YOUR INSTRUCTIONS
Search the material for the word "不必与闲人互相歌唱应和" and report each line where it turns up.
● ● ● ● ● ● ●
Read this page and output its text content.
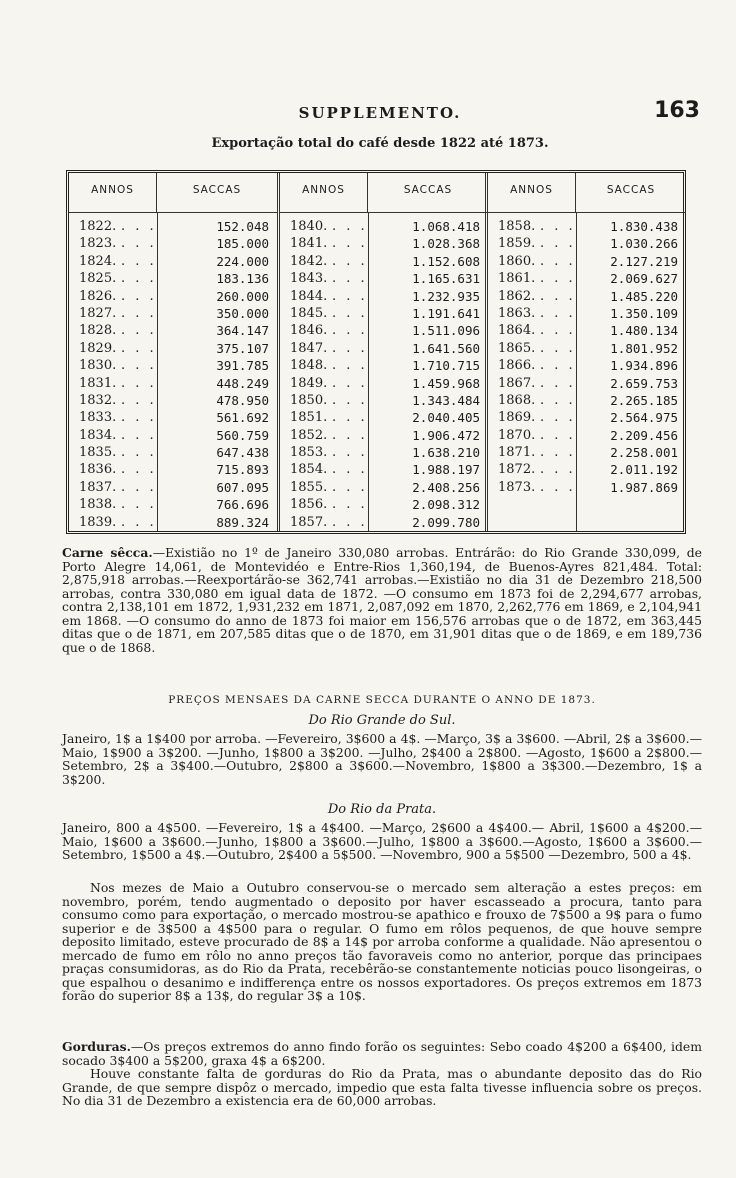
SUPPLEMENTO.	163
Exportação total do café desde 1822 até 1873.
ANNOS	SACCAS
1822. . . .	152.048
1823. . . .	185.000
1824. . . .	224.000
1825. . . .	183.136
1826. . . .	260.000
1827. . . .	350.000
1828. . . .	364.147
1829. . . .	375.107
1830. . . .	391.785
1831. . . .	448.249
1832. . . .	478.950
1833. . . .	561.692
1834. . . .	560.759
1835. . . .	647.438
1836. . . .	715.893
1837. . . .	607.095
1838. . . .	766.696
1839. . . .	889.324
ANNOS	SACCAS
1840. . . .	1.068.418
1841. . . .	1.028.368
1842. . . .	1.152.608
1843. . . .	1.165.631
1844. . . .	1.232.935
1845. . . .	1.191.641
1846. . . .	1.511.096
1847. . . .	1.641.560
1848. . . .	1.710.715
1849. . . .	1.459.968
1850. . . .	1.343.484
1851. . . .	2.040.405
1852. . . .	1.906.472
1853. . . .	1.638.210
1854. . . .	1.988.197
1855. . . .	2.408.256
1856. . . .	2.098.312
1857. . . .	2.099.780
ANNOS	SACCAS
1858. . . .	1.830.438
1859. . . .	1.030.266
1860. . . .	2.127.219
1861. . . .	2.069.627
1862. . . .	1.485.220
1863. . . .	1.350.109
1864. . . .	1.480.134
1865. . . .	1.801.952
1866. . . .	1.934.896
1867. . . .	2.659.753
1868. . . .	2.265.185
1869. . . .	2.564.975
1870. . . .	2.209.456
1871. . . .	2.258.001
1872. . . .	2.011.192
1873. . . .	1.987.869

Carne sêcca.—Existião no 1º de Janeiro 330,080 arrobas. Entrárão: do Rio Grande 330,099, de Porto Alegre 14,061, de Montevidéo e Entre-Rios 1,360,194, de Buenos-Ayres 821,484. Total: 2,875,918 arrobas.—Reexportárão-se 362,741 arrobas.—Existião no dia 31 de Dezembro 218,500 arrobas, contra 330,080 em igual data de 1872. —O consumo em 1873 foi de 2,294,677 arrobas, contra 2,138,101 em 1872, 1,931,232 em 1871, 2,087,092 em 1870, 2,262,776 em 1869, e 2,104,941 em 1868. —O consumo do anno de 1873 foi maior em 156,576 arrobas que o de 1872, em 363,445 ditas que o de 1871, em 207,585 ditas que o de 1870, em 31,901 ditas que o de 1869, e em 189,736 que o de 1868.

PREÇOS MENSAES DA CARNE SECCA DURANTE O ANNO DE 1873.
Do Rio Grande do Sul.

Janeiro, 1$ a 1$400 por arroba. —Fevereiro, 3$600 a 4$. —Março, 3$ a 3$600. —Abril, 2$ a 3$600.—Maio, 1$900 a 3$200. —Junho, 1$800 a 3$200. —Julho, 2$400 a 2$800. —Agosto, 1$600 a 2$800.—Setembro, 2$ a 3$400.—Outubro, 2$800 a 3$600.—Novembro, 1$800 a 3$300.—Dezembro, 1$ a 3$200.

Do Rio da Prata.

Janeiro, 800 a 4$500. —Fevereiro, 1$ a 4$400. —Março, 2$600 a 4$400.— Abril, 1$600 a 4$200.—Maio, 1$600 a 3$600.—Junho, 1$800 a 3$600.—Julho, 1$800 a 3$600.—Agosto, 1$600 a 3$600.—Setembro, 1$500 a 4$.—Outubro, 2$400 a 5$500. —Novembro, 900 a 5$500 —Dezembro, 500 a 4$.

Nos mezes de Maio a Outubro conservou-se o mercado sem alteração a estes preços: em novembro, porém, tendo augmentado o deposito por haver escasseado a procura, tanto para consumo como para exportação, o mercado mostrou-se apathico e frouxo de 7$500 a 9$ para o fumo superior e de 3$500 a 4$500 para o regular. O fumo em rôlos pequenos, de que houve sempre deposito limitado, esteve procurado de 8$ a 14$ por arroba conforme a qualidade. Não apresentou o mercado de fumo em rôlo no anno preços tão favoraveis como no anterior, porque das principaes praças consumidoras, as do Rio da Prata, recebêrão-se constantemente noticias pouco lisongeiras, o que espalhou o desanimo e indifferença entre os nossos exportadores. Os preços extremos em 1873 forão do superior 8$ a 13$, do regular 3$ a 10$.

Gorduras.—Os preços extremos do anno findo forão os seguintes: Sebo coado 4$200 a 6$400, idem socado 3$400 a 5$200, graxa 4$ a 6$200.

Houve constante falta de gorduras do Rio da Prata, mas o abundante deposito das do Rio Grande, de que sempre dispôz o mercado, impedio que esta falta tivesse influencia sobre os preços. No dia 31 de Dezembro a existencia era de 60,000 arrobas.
● ● ● ● ● ● ●
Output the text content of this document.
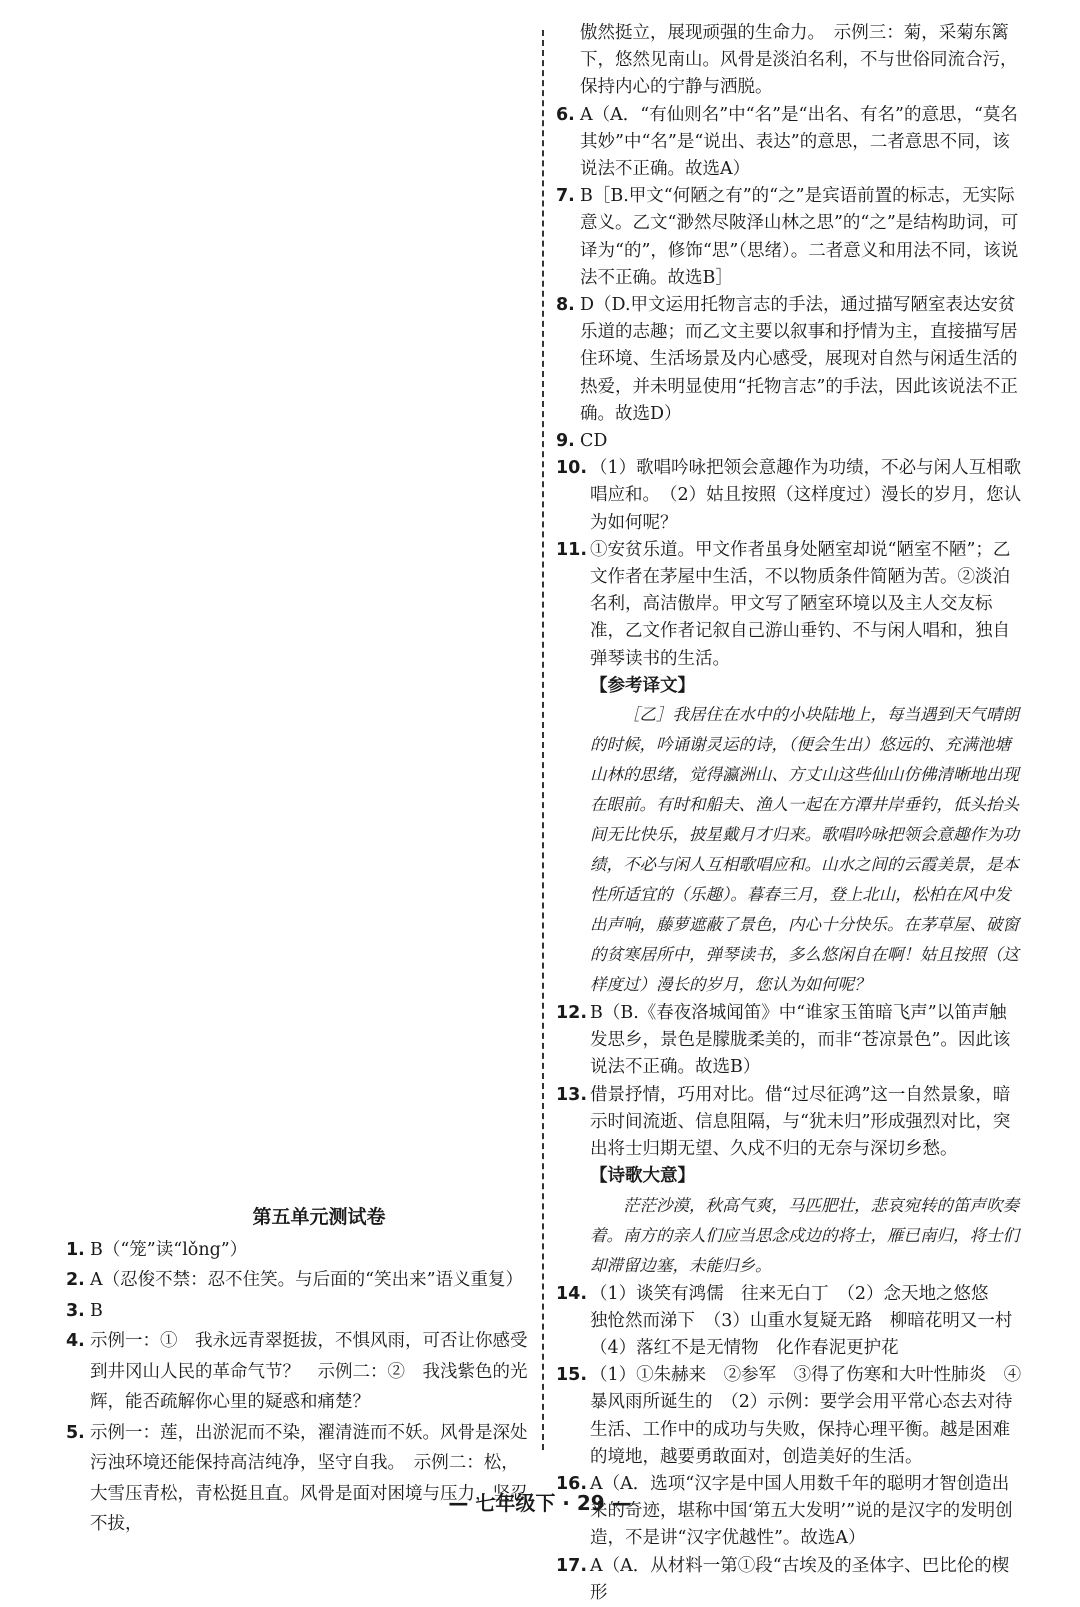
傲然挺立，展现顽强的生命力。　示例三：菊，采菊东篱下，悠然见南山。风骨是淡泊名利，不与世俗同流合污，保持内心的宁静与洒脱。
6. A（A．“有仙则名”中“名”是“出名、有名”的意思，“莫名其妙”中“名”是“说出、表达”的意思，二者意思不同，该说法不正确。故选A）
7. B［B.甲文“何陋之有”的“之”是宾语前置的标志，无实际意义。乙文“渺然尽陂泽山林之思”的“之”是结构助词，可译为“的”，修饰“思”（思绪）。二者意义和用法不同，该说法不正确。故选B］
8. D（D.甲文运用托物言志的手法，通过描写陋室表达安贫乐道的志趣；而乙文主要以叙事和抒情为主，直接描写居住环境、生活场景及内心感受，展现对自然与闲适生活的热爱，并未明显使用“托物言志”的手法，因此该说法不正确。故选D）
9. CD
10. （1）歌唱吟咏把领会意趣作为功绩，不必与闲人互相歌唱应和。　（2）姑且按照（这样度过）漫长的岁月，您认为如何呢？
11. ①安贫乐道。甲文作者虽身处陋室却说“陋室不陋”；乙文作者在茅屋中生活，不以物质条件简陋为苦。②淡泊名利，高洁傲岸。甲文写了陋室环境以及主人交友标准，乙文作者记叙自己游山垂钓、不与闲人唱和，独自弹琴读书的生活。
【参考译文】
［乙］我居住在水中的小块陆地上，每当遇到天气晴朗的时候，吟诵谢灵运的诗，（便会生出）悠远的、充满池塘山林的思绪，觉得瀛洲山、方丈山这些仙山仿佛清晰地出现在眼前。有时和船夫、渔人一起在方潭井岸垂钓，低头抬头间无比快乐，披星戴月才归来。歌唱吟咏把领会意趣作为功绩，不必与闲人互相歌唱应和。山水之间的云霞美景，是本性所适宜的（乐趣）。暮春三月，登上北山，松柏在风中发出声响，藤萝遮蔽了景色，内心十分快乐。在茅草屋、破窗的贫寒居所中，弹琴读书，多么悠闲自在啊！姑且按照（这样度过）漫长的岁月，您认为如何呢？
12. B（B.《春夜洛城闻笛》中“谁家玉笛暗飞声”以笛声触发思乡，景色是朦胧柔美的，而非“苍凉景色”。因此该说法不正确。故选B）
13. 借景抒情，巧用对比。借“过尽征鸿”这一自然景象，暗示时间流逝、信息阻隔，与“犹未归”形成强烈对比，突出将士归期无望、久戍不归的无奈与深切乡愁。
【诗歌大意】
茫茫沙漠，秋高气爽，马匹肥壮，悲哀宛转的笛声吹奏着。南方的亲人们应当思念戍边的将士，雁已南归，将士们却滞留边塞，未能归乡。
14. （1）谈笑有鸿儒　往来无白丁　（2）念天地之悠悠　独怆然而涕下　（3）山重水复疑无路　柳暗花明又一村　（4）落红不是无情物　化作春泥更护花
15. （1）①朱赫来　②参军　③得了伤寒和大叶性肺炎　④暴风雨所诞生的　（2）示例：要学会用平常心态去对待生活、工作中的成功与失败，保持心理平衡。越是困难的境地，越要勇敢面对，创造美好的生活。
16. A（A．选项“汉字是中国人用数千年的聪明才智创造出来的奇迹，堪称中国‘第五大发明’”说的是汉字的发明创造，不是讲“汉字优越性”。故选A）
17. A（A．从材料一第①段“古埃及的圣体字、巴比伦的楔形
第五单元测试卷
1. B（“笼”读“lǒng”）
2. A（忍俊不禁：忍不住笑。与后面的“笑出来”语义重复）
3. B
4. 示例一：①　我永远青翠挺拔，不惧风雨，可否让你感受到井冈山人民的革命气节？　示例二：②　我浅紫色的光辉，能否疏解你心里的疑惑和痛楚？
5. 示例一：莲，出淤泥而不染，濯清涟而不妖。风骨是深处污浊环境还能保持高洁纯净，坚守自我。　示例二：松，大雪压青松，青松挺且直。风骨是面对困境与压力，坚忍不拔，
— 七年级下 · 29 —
● ● ● ● ● ● ●
ANSWER TO THIS PROBLEM
10. （1）歌唱吟咏把领会意趣作为功绩，不必与闲人互相歌唱应和。　（2）姑且按照（这样度过）漫长的岁月，您认为如何呢？
［乙］我居住在水中的小块陆地上，每当遇到天气晴朗的时候，吟诵谢灵运的诗，（便会生出）悠远的、充满池塘山林的思绪，觉得瀛洲山、方丈山这些仙山仿佛清晰地出现在眼前。有时和船夫、渔人一起在方潭井岸垂钓，低头抬头间无比快乐，披星戴月才归来。歌唱吟咏把领会意趣作为功绩，不必与闲人互相歌唱应和。山水之间的云霞美景，是本性所适宜的（乐趣）。暮春三月，登上北山，松柏在风中发出声响，藤萝遮蔽了景色，内心十分快乐。在茅草屋、破窗的贫寒居所中，弹琴读书，多么悠闲自在啊！姑且按照（这样度过）漫长的岁月，您认为如何呢？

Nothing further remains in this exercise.